==== Data provided ====
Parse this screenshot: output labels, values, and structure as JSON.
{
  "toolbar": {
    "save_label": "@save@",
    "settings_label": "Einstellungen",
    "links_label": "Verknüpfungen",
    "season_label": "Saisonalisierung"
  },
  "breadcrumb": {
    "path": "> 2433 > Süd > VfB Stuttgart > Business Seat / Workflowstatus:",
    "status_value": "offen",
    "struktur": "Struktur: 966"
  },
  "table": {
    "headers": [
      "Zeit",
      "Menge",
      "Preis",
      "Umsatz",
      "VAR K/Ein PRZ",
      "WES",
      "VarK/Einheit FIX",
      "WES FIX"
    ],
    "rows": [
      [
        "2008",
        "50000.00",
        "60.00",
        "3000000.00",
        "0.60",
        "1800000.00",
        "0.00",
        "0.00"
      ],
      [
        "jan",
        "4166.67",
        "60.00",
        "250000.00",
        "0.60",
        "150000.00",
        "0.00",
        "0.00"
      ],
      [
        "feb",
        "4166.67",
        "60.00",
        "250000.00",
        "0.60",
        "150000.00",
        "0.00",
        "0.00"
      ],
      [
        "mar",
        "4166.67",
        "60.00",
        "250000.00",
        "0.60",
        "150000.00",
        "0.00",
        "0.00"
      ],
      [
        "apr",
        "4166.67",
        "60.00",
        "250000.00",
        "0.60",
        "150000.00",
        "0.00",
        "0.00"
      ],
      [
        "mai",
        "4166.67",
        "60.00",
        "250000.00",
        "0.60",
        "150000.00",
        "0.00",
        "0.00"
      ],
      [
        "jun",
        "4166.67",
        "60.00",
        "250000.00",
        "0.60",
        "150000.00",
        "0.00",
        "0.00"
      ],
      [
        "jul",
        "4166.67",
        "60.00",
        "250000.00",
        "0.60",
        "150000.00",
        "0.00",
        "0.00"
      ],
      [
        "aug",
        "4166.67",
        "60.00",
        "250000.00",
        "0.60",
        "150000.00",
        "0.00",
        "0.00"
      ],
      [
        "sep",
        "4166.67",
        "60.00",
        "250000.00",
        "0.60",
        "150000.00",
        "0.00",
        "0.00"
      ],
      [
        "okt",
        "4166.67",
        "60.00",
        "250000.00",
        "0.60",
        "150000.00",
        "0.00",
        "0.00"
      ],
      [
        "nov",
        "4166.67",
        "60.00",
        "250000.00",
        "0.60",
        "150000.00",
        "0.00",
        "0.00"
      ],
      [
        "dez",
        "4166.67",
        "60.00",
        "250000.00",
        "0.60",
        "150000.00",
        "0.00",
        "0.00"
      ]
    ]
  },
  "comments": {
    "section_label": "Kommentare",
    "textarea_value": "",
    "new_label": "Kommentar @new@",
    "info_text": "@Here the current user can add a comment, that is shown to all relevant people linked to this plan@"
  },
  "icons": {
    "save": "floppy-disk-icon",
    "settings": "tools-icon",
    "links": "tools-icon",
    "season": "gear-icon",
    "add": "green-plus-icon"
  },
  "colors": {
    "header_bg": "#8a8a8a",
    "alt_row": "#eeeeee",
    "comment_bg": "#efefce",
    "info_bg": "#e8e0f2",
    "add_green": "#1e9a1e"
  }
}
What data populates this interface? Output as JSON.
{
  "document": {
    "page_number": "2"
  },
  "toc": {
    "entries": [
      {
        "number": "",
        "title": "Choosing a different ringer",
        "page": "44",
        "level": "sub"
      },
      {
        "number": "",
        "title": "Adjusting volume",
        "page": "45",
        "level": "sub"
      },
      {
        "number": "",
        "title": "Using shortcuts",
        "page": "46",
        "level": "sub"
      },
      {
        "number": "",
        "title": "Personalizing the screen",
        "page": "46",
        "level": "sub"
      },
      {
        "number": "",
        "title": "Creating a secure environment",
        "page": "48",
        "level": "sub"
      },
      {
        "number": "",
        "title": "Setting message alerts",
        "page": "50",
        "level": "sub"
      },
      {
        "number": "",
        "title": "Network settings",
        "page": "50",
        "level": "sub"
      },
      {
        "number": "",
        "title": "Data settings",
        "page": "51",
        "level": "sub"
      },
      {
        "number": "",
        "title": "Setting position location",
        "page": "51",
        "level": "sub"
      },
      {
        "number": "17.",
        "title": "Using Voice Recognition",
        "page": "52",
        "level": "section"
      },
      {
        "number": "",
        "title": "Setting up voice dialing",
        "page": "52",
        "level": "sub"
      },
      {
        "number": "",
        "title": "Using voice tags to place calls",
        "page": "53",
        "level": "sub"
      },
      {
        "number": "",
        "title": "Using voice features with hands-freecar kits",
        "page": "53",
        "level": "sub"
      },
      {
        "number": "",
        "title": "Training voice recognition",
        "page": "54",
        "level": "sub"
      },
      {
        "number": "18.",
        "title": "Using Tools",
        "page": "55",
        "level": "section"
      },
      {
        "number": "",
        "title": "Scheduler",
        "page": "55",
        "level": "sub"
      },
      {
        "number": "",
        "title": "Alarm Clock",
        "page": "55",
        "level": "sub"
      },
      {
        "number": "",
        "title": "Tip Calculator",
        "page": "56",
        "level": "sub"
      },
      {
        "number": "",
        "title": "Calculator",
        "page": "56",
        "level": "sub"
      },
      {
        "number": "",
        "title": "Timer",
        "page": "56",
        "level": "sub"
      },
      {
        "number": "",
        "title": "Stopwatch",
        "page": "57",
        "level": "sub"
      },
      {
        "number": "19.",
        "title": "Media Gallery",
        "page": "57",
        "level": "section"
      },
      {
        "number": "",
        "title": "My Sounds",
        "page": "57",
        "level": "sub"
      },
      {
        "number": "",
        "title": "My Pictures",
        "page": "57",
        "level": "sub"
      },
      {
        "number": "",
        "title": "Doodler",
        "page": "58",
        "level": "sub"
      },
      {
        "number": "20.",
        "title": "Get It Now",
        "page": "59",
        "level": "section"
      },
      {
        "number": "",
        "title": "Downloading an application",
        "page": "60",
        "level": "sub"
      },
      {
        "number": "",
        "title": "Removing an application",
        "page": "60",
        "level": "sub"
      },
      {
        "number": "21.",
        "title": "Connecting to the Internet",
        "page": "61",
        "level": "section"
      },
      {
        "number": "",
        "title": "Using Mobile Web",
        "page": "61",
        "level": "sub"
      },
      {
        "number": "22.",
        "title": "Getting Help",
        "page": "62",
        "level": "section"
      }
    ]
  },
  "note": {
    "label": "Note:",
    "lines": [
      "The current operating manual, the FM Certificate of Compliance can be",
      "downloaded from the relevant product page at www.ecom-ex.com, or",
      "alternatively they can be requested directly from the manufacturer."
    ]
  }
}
====
Print every entry exactly as it appears.

§ **Correct answer**:
Parse this screenshot: output labels, values, and structure as JSON.
{
  "toolbar": {
    "save_label": "@save@",
    "settings_label": "Einstellungen",
    "links_label": "Verknüpfungen",
    "season_label": "Saisonalisierung"
  },
  "breadcrumb": {
    "path": "> 2433 > Süd > VfB Stuttgart > Business Seat / Workflowstatus:",
    "status_value": "offen",
    "struktur": "Struktur: 966"
  },
  "table": {
    "headers": [
      "Zeit",
      "Menge",
      "Preis",
      "Umsatz",
      "VAR K/Ein PRZ",
      "WES",
      "VarK/Einheit FIX",
      "WES FIX"
    ],
    "rows": [
      [
        "2008",
        "50000.00",
        "60.00",
        "3000000.00",
        "0.60",
        "1800000.00",
        "0.00",
        "0.00"
      ],
      [
        "jan",
        "4166.67",
        "60.00",
        "250000.00",
        "0.60",
        "150000.00",
        "0.00",
        "0.00"
      ],
      [
        "feb",
        "4166.67",
        "60.00",
        "250000.00",
        "0.60",
        "150000.00",
        "0.00",
        "0.00"
      ],
      [
        "mar",
        "4166.67",
        "60.00",
        "250000.00",
        "0.60",
        "150000.00",
        "0.00",
        "0.00"
      ],
      [
        "apr",
        "4166.67",
        "60.00",
        "250000.00",
        "0.60",
        "150000.00",
        "0.00",
        "0.00"
      ],
      [
        "mai",
        "4166.67",
        "60.00",
        "250000.00",
        "0.60",
        "150000.00",
        "0.00",
        "0.00"
      ],
      [
        "jun",
        "4166.67",
        "60.00",
        "250000.00",
        "0.60",
        "150000.00",
        "0.00",
        "0.00"
      ],
      [
        "jul",
        "4166.67",
        "60.00",
        "250000.00",
        "0.60",
        "150000.00",
        "0.00",
        "0.00"
      ],
      [
        "aug",
        "4166.67",
        "60.00",
        "250000.00",
        "0.60",
        "150000.00",
        "0.00",
        "0.00"
      ],
      [
        "sep",
        "4166.67",
        "60.00",
        "250000.00",
        "0.60",
        "150000.00",
        "0.00",
        "0.00"
      ],
      [
        "okt",
        "4166.67",
        "60.00",
        "250000.00",
        "0.60",
        "150000.00",
        "0.00",
        "0.00"
      ],
      [
        "nov",
        "4166.67",
        "60.00",
        "250000.00",
        "0.60",
        "150000.00",
        "0.00",
        "0.00"
      ],
      [
        "dez",
        "4166.67",
        "60.00",
        "250000.00",
        "0.60",
        "150000.00",
        "0.00",
        "0.00"
      ]
    ]
  },
  "comments": {
    "section_label": "Kommentare",
    "textarea_value": "",
    "new_label": "Kommentar @new@",
    "info_text": "@Here the current user can add a comment, that is shown to all relevant people linked to this plan@"
  },
  "icons": {
    "save": "floppy-disk-icon",
    "settings": "tools-icon",
    "links": "tools-icon",
    "season": "gear-icon",
    "add": "green-plus-icon"
  },
  "colors": {
    "header_bg": "#8a8a8a",
    "alt_row": "#eeeeee",
    "comment_bg": "#efefce",
    "info_bg": "#e8e0f2",
    "add_green": "#1e9a1e"
  }
}
What data populates this interface? Output as JSON.
{
  "document": {
    "page_number": "2"
  },
  "toc": {
    "entries": [
      {
        "number": "",
        "title": "Choosing a different ringer",
        "page": "44",
        "level": "sub"
      },
      {
        "number": "",
        "title": "Adjusting volume",
        "page": "45",
        "level": "sub"
      },
      {
        "number": "",
        "title": "Using shortcuts",
        "page": "46",
        "level": "sub"
      },
      {
        "number": "",
        "title": "Personalizing the screen",
        "page": "46",
        "level": "sub"
      },
      {
        "number": "",
        "title": "Creating a secure environment",
        "page": "48",
        "level": "sub"
      },
      {
        "number": "",
        "title": "Setting message alerts",
        "page": "50",
        "level": "sub"
      },
      {
        "number": "",
        "title": "Network settings",
        "page": "50",
        "level": "sub"
      },
      {
        "number": "",
        "title": "Data settings",
        "page": "51",
        "level": "sub"
      },
      {
        "number": "",
        "title": "Setting position location",
        "page": "51",
        "level": "sub"
      },
      {
        "number": "17.",
        "title": "Using Voice Recognition",
        "page": "52",
        "level": "section"
      },
      {
        "number": "",
        "title": "Setting up voice dialing",
        "page": "52",
        "level": "sub"
      },
      {
        "number": "",
        "title": "Using voice tags to place calls",
        "page": "53",
        "level": "sub"
      },
      {
        "number": "",
        "title": "Using voice features with hands-freecar kits",
        "page": "53",
        "level": "sub"
      },
      {
        "number": "",
        "title": "Training voice recognition",
        "page": "54",
        "level": "sub"
      },
      {
        "number": "18.",
        "title": "Using Tools",
        "page": "55",
        "level": "section"
      },
      {
        "number": "",
        "title": "Scheduler",
        "page": "55",
        "level": "sub"
      },
      {
        "number": "",
        "title": "Alarm Clock",
        "page": "55",
        "level": "sub"
      },
      {
        "number": "",
        "title": "Tip Calculator",
        "page": "56",
        "level": "sub"
      },
      {
        "number": "",
        "title": "Calculator",
        "page": "56",
        "level": "sub"
      },
      {
        "number": "",
        "title": "Timer",
        "page": "56",
        "level": "sub"
      },
      {
        "number": "",
        "title": "Stopwatch",
        "page": "57",
        "level": "sub"
      },
      {
        "number": "19.",
        "title": "Media Gallery",
        "page": "57",
        "level": "section"
      },
      {
        "number": "",
        "title": "My Sounds",
        "page": "57",
        "level": "sub"
      },
      {
        "number": "",
        "title": "My Pictures",
        "page": "57",
        "level": "sub"
      },
      {
        "number": "",
        "title": "Doodler",
        "page": "58",
        "level": "sub"
      },
      {
        "number": "20.",
        "title": "Get It Now",
        "page": "59",
        "level": "section"
      },
      {
        "number": "",
        "title": "Downloading an application",
        "page": "60",
        "level": "sub"
      },
      {
        "number": "",
        "title": "Removing an application",
        "page": "60",
        "level": "sub"
      },
      {
        "number": "21.",
        "title": "Connecting to the Internet",
        "page": "61",
        "level": "section"
      },
      {
        "number": "",
        "title": "Using Mobile Web",
        "page": "61",
        "level": "sub"
      },
      {
        "number": "22.",
        "title": "Getting Help",
        "page": "62",
        "level": "section"
      }
    ]
  },
  "note": {
    "label": "Note:",
    "lines": [
      "The current operating manual, the FM Certificate of Compliance can be",
      "downloaded from the relevant product page at www.ecom-ex.com, or",
      "alternatively they can be requested directly from the manufacturer."
    ]
  }
}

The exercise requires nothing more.